■ EXTRACTED RECORDS
((

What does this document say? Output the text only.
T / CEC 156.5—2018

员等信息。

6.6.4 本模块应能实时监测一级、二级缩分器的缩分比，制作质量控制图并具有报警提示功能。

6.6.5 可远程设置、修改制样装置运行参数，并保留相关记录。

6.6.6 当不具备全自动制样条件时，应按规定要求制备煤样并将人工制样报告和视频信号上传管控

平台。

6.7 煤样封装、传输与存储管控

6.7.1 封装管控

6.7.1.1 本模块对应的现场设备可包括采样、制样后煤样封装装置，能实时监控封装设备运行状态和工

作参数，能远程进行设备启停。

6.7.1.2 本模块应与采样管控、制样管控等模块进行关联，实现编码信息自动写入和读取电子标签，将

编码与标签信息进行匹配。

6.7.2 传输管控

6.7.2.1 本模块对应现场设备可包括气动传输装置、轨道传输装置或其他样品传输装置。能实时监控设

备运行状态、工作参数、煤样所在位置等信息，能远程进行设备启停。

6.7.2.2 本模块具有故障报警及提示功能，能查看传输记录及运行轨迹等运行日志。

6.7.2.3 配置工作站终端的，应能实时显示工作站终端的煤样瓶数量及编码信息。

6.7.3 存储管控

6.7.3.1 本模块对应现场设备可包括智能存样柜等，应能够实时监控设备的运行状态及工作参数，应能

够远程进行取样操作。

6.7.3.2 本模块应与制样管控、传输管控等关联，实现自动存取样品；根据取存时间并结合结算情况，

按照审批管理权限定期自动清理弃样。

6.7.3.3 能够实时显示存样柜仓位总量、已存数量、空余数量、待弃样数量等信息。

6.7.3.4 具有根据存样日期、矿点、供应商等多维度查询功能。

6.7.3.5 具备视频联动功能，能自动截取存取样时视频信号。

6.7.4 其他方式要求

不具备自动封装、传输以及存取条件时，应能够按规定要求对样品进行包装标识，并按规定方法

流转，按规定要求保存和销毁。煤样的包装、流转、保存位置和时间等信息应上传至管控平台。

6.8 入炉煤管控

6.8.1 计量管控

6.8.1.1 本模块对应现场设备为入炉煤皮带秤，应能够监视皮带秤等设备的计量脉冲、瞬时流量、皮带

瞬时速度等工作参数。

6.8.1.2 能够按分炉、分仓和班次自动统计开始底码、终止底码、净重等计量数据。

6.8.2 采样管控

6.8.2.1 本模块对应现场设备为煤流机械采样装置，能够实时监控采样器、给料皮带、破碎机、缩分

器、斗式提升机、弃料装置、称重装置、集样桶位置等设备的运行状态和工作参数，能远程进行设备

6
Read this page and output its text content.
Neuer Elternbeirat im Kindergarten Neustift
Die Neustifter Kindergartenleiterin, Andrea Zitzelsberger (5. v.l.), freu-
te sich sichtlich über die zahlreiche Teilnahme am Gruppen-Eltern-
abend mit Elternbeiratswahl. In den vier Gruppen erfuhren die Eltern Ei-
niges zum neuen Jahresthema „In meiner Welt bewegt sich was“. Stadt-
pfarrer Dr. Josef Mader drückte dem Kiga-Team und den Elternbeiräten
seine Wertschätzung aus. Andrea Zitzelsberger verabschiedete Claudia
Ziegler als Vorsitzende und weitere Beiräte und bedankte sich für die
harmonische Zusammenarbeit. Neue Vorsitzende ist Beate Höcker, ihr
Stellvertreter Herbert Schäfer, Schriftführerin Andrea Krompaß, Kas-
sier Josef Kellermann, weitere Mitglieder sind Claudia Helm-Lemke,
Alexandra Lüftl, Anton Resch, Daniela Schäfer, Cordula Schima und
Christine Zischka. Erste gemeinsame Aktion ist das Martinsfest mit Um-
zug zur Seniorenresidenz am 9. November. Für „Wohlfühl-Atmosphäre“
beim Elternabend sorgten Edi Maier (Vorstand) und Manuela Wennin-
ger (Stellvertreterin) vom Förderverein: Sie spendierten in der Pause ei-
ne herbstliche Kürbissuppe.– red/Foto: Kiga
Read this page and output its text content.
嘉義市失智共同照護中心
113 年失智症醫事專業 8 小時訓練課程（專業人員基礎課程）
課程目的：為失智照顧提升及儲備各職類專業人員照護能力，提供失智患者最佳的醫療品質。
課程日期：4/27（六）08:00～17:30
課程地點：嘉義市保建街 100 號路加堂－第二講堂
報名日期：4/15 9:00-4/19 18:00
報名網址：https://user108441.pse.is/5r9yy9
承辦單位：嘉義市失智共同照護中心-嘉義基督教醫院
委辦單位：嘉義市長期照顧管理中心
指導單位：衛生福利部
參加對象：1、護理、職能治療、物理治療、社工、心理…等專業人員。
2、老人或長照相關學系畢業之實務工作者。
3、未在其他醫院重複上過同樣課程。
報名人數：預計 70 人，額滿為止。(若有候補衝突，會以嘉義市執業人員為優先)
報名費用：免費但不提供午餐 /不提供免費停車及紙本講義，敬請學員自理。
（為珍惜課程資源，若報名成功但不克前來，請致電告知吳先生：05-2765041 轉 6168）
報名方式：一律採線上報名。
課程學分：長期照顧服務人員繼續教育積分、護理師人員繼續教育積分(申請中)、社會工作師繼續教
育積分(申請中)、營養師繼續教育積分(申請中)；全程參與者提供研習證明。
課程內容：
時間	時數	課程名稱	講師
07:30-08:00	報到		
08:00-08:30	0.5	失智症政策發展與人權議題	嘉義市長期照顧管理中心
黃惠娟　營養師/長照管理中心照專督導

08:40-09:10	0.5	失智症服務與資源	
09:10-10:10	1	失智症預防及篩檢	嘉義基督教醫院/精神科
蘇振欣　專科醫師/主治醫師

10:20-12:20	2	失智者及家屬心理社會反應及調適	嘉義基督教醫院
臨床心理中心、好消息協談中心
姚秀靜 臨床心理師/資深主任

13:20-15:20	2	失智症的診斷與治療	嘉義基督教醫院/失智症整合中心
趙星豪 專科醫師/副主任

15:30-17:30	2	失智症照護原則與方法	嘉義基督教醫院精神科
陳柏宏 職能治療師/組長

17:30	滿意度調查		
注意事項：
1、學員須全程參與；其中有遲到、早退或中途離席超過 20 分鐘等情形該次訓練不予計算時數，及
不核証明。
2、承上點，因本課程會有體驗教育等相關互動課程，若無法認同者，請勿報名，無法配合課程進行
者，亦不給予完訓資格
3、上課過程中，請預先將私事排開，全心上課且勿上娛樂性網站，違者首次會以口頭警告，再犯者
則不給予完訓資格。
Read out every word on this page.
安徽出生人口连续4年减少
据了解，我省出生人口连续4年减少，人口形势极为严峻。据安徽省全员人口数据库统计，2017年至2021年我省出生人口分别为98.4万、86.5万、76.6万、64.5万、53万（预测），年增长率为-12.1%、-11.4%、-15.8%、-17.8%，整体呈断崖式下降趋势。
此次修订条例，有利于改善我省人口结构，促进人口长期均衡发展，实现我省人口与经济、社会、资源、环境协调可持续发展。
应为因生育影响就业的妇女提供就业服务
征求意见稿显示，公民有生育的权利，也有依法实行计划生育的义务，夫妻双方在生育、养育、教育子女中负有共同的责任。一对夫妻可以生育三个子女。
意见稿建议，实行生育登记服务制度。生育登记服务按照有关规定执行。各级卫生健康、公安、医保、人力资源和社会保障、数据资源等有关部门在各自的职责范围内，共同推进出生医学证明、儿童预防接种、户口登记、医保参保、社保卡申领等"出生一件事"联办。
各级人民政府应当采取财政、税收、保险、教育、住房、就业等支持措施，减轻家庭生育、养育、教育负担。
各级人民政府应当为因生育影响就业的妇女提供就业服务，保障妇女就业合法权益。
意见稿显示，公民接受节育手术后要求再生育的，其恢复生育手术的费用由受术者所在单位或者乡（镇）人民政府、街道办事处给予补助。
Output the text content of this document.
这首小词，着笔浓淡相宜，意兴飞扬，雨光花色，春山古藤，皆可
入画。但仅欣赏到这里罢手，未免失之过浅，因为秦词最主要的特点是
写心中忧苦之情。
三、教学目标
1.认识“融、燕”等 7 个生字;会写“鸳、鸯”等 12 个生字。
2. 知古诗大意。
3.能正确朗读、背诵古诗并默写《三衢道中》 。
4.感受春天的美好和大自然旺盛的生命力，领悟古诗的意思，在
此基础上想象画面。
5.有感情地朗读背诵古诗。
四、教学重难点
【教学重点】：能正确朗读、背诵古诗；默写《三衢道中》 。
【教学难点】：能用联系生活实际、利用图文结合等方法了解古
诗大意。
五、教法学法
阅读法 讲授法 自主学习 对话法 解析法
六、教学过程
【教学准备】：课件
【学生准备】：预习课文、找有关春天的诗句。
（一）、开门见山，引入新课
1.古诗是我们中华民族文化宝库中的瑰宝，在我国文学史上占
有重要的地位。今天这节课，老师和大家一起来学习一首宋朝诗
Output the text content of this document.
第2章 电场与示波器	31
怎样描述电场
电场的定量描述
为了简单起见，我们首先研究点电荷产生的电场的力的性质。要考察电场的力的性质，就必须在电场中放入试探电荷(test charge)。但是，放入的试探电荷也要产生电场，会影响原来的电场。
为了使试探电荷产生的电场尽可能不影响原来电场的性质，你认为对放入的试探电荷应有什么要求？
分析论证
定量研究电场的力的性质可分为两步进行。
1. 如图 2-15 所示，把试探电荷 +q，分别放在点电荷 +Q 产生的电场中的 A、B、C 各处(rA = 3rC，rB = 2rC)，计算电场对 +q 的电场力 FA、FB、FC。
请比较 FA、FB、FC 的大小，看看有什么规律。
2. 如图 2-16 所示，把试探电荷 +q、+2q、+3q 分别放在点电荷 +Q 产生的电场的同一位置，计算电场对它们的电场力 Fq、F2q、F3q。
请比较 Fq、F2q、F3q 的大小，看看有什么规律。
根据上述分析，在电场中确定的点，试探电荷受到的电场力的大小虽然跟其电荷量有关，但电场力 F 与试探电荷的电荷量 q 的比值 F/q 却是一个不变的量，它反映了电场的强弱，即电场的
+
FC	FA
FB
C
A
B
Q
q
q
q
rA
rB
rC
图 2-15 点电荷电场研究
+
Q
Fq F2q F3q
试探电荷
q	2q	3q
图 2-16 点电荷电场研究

))

■ OBJECTIVE
Identify the lines above that contain the word "Zitzelsberger", then copy them.

■ COMPLETE ANSWER
Die Neustifter Kindergartenleiterin, Andrea Zitzelsberger (5. v.l.), freu-
seine Wertschätzung aus. Andrea Zitzelsberger verabschiedete Claudia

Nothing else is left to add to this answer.